§ Task: Extract each line of the records below that contains the word "一个大写字母".

§ Entries shown:

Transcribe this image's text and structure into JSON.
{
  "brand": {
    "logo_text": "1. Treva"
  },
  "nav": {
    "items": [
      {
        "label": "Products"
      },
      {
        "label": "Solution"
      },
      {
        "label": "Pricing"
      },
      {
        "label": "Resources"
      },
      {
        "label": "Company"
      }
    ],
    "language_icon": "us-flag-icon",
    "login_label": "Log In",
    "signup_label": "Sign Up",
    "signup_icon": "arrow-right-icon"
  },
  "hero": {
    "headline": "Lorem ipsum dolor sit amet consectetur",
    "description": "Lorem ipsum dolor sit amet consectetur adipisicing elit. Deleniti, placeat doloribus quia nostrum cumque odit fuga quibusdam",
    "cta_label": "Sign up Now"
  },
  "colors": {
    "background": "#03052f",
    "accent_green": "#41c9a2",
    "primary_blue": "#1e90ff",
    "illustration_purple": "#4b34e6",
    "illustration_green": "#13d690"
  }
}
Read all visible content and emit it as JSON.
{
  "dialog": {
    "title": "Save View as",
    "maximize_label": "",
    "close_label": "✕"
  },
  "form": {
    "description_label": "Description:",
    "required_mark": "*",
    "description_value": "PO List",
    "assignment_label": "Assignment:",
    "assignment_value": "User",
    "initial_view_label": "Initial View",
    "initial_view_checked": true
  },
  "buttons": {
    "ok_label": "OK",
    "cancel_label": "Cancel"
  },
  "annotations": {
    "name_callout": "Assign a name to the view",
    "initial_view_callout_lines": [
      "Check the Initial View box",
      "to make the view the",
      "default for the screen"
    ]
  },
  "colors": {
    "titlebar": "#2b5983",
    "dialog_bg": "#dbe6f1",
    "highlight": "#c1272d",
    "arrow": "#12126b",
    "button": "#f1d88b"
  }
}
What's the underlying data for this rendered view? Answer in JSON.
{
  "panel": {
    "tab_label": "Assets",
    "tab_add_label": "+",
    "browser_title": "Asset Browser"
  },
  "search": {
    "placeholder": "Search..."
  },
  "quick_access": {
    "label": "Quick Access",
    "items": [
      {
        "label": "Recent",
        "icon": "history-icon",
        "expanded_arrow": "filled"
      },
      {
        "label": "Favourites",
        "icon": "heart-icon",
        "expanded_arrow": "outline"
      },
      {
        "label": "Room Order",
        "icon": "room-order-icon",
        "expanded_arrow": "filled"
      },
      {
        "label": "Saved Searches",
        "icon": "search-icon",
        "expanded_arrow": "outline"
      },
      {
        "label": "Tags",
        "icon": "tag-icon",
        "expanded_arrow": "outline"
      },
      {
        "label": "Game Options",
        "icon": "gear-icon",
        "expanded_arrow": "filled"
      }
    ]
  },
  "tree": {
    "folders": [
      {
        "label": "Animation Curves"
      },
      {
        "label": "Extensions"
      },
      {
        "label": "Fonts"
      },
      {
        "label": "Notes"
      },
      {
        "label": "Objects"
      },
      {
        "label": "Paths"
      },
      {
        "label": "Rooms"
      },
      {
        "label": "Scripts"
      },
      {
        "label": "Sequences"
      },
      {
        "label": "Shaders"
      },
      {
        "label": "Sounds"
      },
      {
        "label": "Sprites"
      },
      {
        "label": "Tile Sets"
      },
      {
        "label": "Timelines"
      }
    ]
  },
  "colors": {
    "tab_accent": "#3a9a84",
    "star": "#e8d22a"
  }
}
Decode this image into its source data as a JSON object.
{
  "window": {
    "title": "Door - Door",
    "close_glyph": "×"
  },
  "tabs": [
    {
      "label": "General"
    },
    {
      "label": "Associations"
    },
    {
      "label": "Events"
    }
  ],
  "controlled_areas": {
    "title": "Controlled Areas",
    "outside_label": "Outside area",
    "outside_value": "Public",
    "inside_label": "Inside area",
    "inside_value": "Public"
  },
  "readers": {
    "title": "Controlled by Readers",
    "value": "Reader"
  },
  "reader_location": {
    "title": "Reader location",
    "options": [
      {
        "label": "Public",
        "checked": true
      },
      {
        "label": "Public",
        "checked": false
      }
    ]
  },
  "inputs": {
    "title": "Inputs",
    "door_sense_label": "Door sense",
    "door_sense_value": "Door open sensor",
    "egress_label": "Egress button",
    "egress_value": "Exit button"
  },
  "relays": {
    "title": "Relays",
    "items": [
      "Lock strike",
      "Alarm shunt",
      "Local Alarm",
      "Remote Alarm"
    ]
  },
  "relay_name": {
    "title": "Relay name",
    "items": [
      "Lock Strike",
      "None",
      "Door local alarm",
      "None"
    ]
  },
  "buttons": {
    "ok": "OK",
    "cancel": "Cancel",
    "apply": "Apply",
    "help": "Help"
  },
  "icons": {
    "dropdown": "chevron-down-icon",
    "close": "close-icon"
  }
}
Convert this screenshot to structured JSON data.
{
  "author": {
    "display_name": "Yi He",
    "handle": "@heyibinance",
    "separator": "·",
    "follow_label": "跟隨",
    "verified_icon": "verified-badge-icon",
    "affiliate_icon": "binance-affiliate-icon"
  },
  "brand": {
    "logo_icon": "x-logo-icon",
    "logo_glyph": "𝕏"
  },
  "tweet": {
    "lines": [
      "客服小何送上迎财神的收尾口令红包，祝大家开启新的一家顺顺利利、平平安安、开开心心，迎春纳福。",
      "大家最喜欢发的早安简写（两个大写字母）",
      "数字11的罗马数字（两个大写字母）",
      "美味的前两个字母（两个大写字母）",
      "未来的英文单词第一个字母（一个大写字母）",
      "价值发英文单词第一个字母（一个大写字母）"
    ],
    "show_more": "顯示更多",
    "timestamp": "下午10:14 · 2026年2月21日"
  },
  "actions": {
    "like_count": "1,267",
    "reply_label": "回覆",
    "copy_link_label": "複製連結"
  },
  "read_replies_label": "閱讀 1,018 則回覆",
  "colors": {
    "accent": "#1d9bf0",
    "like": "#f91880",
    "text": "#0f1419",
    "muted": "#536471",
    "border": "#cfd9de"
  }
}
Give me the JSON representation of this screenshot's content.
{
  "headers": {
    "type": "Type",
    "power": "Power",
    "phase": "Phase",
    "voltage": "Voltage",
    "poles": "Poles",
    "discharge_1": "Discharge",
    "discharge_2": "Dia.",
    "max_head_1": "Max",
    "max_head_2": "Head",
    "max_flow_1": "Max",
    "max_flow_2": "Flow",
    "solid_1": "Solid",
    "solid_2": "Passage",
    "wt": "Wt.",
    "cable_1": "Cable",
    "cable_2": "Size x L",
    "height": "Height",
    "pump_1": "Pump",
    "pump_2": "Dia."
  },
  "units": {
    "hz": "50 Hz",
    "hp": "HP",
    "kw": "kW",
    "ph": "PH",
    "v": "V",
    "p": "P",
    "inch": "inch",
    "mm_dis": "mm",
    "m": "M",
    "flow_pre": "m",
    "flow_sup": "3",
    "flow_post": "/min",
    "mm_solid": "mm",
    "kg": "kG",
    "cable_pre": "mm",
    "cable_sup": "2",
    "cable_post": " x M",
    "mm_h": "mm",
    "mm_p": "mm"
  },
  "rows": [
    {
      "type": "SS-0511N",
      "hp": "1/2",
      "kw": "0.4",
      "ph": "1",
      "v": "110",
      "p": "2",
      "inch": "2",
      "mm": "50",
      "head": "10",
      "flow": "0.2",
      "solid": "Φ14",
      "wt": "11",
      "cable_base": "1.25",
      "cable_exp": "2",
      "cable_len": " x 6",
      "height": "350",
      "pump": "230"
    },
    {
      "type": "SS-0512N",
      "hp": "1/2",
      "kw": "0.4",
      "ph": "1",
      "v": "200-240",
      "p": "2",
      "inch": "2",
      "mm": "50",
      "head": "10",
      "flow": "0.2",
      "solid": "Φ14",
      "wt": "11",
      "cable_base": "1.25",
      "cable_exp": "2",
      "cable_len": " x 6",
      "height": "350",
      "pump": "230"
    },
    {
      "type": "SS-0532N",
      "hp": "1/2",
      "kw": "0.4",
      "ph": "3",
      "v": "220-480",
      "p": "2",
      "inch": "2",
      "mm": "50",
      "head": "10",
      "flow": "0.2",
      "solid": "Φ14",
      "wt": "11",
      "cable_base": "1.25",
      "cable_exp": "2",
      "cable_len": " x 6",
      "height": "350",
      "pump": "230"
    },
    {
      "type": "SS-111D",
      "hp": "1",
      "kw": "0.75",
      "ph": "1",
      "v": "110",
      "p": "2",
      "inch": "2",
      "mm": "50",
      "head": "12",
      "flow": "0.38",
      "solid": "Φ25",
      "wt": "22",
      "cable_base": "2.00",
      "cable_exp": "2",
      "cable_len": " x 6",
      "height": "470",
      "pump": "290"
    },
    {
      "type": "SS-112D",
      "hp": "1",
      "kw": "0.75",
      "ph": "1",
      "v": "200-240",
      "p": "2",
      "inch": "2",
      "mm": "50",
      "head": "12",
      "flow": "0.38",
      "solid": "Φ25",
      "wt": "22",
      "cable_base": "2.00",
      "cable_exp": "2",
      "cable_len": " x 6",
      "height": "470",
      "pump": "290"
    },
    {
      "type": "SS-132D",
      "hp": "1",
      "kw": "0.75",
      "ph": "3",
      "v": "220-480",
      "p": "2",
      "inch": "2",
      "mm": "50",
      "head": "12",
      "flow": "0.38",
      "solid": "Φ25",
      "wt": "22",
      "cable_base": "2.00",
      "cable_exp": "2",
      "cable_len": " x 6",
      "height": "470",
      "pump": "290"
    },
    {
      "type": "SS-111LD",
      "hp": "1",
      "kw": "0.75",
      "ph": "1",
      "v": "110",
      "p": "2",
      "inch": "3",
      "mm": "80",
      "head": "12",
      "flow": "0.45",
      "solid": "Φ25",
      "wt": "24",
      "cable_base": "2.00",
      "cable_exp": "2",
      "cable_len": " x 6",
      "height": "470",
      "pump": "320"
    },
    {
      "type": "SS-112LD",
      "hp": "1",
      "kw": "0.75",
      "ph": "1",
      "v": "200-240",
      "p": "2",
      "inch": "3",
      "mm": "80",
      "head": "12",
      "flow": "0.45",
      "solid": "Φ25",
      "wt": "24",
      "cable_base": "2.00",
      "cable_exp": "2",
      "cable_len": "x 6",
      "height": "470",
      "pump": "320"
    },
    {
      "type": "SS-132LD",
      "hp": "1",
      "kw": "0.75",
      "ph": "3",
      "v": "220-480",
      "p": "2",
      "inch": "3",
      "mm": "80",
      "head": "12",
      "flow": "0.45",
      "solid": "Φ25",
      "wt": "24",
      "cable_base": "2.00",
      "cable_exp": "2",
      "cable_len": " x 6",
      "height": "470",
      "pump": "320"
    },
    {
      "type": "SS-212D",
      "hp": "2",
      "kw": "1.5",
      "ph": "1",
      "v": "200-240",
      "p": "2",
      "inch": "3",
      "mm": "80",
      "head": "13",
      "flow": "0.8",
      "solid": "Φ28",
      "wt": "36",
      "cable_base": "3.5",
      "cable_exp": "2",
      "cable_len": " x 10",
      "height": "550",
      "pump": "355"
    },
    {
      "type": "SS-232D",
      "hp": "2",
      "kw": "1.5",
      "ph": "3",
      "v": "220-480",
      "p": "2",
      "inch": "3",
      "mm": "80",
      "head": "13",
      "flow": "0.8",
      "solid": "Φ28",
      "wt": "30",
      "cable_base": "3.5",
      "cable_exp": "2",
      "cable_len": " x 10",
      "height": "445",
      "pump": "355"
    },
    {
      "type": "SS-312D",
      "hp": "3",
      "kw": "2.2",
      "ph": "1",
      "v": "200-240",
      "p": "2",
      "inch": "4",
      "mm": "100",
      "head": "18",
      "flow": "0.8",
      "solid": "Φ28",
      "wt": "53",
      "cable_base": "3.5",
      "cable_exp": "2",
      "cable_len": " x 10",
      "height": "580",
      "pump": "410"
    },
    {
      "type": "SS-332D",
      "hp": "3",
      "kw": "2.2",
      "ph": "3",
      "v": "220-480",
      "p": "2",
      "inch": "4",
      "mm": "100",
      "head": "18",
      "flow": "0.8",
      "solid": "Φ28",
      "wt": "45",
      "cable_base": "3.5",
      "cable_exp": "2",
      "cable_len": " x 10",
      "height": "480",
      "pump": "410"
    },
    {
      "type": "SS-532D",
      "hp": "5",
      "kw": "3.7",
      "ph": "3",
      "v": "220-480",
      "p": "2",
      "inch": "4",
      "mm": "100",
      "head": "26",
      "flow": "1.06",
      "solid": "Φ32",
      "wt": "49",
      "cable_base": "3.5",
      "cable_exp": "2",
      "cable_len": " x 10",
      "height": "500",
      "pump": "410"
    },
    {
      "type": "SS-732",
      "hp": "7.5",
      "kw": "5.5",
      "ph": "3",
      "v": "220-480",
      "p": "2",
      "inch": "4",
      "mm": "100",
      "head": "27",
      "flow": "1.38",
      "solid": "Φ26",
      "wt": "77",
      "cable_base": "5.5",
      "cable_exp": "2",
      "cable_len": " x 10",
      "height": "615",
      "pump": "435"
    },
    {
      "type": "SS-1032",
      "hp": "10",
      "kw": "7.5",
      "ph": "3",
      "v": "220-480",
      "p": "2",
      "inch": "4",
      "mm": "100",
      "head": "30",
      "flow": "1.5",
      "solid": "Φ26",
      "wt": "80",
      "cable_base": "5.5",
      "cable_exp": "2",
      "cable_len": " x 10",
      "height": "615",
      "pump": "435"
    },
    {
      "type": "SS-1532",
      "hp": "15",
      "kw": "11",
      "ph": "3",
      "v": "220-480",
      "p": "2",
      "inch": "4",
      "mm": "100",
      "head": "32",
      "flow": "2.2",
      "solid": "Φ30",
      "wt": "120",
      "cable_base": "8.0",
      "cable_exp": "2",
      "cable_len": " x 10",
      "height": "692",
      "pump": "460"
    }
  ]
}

§ Answer to the exercise:
      "未来的英文单词第一个字母（一个大写字母）",
      "价值发英文单词第一个字母（一个大写字母）"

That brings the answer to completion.